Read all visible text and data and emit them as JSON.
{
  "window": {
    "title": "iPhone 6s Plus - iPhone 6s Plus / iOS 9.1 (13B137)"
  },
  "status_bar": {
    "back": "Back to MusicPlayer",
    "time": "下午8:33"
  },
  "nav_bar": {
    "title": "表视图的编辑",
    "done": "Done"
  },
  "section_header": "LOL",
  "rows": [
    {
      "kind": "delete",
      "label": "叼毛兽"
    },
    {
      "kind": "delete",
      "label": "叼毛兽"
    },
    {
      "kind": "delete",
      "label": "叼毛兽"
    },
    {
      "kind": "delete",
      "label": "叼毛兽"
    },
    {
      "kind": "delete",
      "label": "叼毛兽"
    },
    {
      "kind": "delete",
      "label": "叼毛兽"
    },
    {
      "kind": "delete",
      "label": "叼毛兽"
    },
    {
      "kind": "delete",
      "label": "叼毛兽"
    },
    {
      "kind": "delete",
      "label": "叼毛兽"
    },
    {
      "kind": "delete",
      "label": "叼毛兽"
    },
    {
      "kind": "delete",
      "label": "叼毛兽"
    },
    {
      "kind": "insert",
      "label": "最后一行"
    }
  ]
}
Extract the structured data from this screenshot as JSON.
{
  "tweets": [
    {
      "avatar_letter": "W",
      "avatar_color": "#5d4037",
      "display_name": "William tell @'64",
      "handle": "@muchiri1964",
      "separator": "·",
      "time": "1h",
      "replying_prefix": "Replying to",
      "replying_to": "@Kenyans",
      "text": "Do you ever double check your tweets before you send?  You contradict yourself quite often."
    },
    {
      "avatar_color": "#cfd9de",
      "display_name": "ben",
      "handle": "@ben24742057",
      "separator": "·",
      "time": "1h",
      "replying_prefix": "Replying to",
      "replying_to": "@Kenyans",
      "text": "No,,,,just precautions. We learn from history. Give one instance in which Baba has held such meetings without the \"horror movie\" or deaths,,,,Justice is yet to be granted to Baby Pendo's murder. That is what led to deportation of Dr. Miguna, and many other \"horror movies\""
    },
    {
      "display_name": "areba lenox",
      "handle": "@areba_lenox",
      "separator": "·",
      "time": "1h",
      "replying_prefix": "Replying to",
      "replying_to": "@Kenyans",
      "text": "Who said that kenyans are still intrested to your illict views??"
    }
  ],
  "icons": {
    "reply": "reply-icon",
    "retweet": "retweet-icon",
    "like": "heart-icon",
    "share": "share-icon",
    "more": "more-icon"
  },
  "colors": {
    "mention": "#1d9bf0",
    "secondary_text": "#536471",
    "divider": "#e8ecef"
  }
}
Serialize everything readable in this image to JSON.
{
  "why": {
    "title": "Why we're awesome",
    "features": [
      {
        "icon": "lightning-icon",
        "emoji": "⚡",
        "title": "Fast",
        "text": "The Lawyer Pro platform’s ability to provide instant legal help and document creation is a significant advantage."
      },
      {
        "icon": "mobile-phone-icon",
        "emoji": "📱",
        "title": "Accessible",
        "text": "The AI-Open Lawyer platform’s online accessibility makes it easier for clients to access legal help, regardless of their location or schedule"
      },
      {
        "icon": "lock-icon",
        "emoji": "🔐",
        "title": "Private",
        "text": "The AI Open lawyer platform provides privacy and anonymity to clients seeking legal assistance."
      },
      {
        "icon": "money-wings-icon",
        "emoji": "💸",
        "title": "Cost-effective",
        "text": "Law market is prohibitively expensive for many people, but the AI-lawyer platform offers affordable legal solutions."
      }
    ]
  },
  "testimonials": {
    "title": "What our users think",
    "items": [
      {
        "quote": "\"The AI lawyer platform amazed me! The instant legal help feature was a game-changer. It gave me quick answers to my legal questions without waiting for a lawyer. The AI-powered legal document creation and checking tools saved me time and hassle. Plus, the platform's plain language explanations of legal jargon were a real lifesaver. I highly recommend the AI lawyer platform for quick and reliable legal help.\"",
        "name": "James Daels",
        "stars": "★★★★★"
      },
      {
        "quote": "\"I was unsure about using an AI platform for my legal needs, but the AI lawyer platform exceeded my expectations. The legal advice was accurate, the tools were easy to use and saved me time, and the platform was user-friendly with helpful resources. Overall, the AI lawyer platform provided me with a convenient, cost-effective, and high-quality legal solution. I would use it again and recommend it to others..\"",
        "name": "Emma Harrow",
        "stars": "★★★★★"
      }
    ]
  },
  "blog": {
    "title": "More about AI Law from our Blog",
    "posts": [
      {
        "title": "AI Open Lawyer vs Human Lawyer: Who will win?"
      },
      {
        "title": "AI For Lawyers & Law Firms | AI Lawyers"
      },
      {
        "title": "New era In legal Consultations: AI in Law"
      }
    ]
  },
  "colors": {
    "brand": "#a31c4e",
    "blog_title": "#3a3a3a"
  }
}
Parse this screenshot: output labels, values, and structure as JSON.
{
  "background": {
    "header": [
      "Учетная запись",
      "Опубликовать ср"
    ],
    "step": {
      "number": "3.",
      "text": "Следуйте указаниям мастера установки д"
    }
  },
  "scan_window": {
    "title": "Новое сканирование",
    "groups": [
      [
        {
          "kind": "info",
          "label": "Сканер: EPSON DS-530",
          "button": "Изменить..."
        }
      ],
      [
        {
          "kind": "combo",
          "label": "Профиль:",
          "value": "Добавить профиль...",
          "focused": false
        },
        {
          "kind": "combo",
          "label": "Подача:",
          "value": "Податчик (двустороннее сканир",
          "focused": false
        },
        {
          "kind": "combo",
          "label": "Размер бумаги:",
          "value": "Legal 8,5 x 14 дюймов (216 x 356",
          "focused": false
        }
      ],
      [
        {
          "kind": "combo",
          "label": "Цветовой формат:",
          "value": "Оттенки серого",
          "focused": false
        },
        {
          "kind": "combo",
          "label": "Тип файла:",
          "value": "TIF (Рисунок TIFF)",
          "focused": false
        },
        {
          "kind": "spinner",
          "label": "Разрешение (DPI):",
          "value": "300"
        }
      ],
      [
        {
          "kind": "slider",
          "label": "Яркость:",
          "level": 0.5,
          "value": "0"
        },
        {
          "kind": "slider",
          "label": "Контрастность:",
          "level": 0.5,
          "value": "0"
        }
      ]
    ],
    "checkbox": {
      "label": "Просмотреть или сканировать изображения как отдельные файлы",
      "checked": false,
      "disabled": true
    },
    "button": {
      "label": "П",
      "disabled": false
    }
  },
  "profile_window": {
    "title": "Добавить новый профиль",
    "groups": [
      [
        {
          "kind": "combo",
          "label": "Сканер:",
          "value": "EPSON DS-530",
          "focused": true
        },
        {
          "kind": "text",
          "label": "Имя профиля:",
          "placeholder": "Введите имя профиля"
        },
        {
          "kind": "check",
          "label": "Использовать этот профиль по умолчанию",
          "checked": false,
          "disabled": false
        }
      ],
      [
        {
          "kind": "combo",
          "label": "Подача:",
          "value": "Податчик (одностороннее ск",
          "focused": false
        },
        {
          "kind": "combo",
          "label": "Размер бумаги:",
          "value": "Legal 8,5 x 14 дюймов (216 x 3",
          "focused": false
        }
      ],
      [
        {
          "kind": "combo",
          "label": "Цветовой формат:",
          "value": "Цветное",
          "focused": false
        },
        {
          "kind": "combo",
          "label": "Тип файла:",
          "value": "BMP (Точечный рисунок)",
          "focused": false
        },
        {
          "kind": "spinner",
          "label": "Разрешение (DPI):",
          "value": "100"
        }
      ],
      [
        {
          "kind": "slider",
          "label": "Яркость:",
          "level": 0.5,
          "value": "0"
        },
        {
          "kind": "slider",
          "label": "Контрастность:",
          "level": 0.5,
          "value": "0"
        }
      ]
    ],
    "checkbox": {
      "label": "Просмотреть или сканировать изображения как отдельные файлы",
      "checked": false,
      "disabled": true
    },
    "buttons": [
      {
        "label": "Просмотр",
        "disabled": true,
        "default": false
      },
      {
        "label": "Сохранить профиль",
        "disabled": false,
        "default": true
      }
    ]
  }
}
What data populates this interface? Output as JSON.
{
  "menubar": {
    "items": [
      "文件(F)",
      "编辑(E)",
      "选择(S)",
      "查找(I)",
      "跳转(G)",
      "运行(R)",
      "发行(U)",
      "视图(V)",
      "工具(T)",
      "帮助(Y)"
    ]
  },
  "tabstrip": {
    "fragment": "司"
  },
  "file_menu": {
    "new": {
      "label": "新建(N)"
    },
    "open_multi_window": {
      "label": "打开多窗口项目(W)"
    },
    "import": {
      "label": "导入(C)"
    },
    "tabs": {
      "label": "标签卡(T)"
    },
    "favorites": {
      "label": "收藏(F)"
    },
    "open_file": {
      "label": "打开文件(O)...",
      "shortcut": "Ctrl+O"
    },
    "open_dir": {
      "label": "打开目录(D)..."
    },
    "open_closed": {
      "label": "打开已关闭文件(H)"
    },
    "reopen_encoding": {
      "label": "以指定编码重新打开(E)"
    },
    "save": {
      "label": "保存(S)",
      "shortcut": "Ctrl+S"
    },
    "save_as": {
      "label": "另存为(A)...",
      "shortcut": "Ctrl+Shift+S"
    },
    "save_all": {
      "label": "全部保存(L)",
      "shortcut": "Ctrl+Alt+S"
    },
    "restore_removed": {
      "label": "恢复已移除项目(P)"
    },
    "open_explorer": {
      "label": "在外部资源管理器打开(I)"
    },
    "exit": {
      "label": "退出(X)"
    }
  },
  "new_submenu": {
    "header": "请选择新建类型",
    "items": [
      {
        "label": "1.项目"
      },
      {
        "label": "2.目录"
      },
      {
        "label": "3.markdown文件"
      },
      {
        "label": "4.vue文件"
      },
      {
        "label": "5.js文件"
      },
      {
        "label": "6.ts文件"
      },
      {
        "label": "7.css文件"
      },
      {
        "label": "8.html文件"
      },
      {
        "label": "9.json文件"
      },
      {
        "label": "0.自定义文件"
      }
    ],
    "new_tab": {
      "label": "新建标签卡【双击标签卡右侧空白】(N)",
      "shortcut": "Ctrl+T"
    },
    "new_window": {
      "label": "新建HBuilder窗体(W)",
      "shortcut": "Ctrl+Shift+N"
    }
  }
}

+++++

### What this task involves:
Compute how many lines include the string "tweets", then give that number by itself.

### Task result:
2